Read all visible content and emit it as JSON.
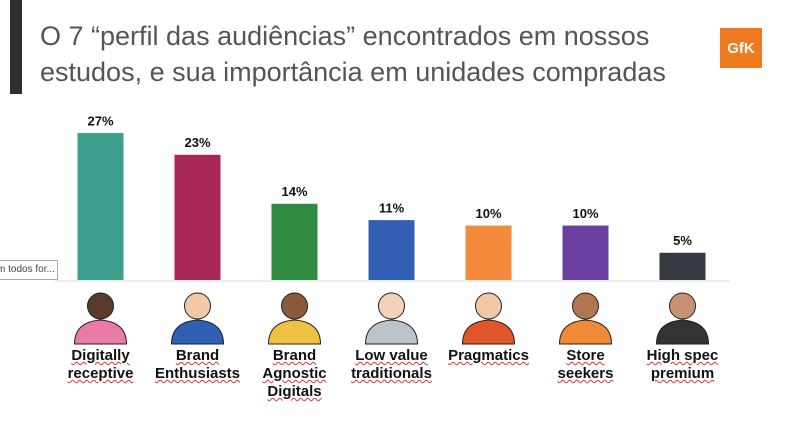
{
  "header": {
    "title": "O 7 “perfil das audiências” encontrados em nossos estudos, e sua importância em unidades compradas",
    "logo": "GfK"
  },
  "tooltip": "m todos for...",
  "chart_data": {
    "type": "bar",
    "categories": [
      [
        "Digitally",
        "receptive"
      ],
      [
        "Brand",
        "Enthusiasts"
      ],
      [
        "Brand",
        "Agnostic",
        "Digitals"
      ],
      [
        "Low value",
        "traditionals"
      ],
      [
        "Pragmatics"
      ],
      [
        "Store",
        "seekers"
      ],
      [
        "High spec",
        "premium"
      ]
    ],
    "values": [
      27,
      23,
      14,
      11,
      10,
      10,
      5
    ],
    "value_labels": [
      "27%",
      "23%",
      "14%",
      "11%",
      "10%",
      "10%",
      "5%"
    ],
    "colors": [
      "#3f9f8f",
      "#a8285a",
      "#2d8a3e",
      "#3160b4",
      "#f28a3a",
      "#6b40a2",
      "#343a40"
    ],
    "ylim": [
      0,
      27
    ]
  }
}
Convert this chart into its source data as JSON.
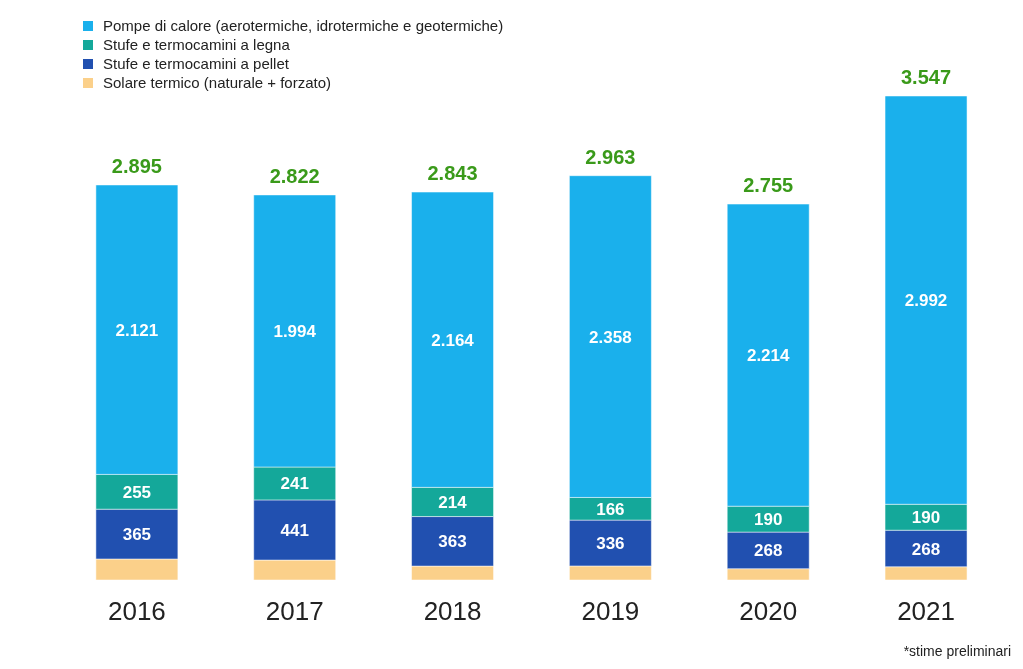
{
  "chart_data": {
    "type": "bar",
    "stacked": true,
    "categories": [
      "2016",
      "2017",
      "2018",
      "2019",
      "2020",
      "2021"
    ],
    "series": [
      {
        "name": "Solare termico (naturale + forzato)",
        "color": "#fbd08a",
        "values": [
          154,
          146,
          102,
          103,
          83,
          97
        ],
        "value_labels": [
          null,
          null,
          null,
          null,
          null,
          null
        ]
      },
      {
        "name": "Stufe e termocamini a pellet",
        "color": "#2150b0",
        "values": [
          365,
          441,
          363,
          336,
          268,
          268
        ],
        "value_labels": [
          "365",
          "441",
          "363",
          "336",
          "268",
          "268"
        ]
      },
      {
        "name": "Stufe e termocamini a legna",
        "color": "#14a89a",
        "values": [
          255,
          241,
          214,
          166,
          190,
          190
        ],
        "value_labels": [
          "255",
          "241",
          "214",
          "166",
          "190",
          "190"
        ]
      },
      {
        "name": "Pompe di calore (aerotermiche, idrotermiche e geotermiche)",
        "color": "#1ab0ec",
        "values": [
          2121,
          1994,
          2164,
          2358,
          2214,
          2992
        ],
        "value_labels": [
          "2.121",
          "1.994",
          "2.164",
          "2.358",
          "2.214",
          "2.992"
        ]
      }
    ],
    "totals": [
      "2.895",
      "2.822",
      "2.843",
      "2.963",
      "2.755",
      "3.547"
    ],
    "legend": "top left",
    "annotations": [
      "*stime preliminari"
    ]
  }
}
****************************************
▸ EXERCISE TASK: Reproduce every line above as written, skipping pictures.

▸ THE RESPONSE:
Read all visible content and emit it as JSON.
{
  "header": {
    "title": "O 7 “perfil das audiências” encontrados em nossos estudos, e sua importância em unidades compradas",
    "logo": "GfK"
  },
  "tooltip": "m todos for...",
  "chart_data": {
    "type": "bar",
    "categories": [
      [
        "Digitally",
        "receptive"
      ],
      [
        "Brand",
        "Enthusiasts"
      ],
      [
        "Brand",
        "Agnostic",
        "Digitals"
      ],
      [
        "Low value",
        "traditionals"
      ],
      [
        "Pragmatics"
      ],
      [
        "Store",
        "seekers"
      ],
      [
        "High spec",
        "premium"
      ]
    ],
    "values": [
      27,
      23,
      14,
      11,
      10,
      10,
      5
    ],
    "value_labels": [
      "27%",
      "23%",
      "14%",
      "11%",
      "10%",
      "10%",
      "5%"
    ],
    "colors": [
      "#3f9f8f",
      "#a8285a",
      "#2d8a3e",
      "#3160b4",
      "#f28a3a",
      "#6b40a2",
      "#343a40"
    ],
    "ylim": [
      0,
      27
    ]
  }
}
Convert this chart into its source data as JSON.
{
  "chart_data": {
    "type": "bar",
    "stacked": true,
    "categories": [
      "2016",
      "2017",
      "2018",
      "2019",
      "2020",
      "2021"
    ],
    "series": [
      {
        "name": "Solare termico (naturale + forzato)",
        "color": "#fbd08a",
        "values": [
          154,
          146,
          102,
          103,
          83,
          97
        ],
        "value_labels": [
          null,
          null,
          null,
          null,
          null,
          null
        ]
      },
      {
        "name": "Stufe e termocamini a pellet",
        "color": "#2150b0",
        "values": [
          365,
          441,
          363,
          336,
          268,
          268
        ],
        "value_labels": [
          "365",
          "441",
          "363",
          "336",
          "268",
          "268"
        ]
      },
      {
        "name": "Stufe e termocamini a legna",
        "color": "#14a89a",
        "values": [
          255,
          241,
          214,
          166,
          190,
          190
        ],
        "value_labels": [
          "255",
          "241",
          "214",
          "166",
          "190",
          "190"
        ]
      },
      {
        "name": "Pompe di calore (aerotermiche, idrotermiche e geotermiche)",
        "color": "#1ab0ec",
        "values": [
          2121,
          1994,
          2164,
          2358,
          2214,
          2992
        ],
        "value_labels": [
          "2.121",
          "1.994",
          "2.164",
          "2.358",
          "2.214",
          "2.992"
        ]
      }
    ],
    "totals": [
      "2.895",
      "2.822",
      "2.843",
      "2.963",
      "2.755",
      "3.547"
    ],
    "legend": "top left",
    "annotations": [
      "*stime preliminari"
    ]
  }
}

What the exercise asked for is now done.